#### Given instruction
Copy all the material that follows, keeping every character the same.
# start of Supplied material
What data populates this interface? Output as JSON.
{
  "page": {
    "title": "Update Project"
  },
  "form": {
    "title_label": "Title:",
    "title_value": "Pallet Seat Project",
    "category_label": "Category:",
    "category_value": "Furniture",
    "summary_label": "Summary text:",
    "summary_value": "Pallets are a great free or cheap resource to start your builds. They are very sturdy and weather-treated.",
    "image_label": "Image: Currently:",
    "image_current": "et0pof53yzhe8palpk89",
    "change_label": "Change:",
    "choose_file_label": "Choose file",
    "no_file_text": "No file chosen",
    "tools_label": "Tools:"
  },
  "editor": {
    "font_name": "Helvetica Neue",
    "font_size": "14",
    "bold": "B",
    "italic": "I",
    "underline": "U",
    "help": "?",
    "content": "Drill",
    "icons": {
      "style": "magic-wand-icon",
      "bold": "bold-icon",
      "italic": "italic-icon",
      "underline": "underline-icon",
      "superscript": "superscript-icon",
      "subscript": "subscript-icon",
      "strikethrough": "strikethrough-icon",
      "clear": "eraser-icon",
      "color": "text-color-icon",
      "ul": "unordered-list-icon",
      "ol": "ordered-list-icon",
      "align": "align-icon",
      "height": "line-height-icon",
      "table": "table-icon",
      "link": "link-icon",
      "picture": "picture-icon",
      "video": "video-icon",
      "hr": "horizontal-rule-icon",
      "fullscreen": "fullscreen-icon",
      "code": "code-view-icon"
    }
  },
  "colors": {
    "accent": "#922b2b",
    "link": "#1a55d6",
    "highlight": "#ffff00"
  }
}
# end of Supplied material
#### Reply
What data populates this interface? Output as JSON.
{
  "page": {
    "title": "Update Project"
  },
  "form": {
    "title_label": "Title:",
    "title_value": "Pallet Seat Project",
    "category_label": "Category:",
    "category_value": "Furniture",
    "summary_label": "Summary text:",
    "summary_value": "Pallets are a great free or cheap resource to start your builds. They are very sturdy and weather-treated.",
    "image_label": "Image: Currently:",
    "image_current": "et0pof53yzhe8palpk89",
    "change_label": "Change:",
    "choose_file_label": "Choose file",
    "no_file_text": "No file chosen",
    "tools_label": "Tools:"
  },
  "editor": {
    "font_name": "Helvetica Neue",
    "font_size": "14",
    "bold": "B",
    "italic": "I",
    "underline": "U",
    "help": "?",
    "content": "Drill",
    "icons": {
      "style": "magic-wand-icon",
      "bold": "bold-icon",
      "italic": "italic-icon",
      "underline": "underline-icon",
      "superscript": "superscript-icon",
      "subscript": "subscript-icon",
      "strikethrough": "strikethrough-icon",
      "clear": "eraser-icon",
      "color": "text-color-icon",
      "ul": "unordered-list-icon",
      "ol": "ordered-list-icon",
      "align": "align-icon",
      "height": "line-height-icon",
      "table": "table-icon",
      "link": "link-icon",
      "picture": "picture-icon",
      "video": "video-icon",
      "hr": "horizontal-rule-icon",
      "fullscreen": "fullscreen-icon",
      "code": "code-view-icon"
    }
  },
  "colors": {
    "accent": "#922b2b",
    "link": "#1a55d6",
    "highlight": "#ffff00"
  }
}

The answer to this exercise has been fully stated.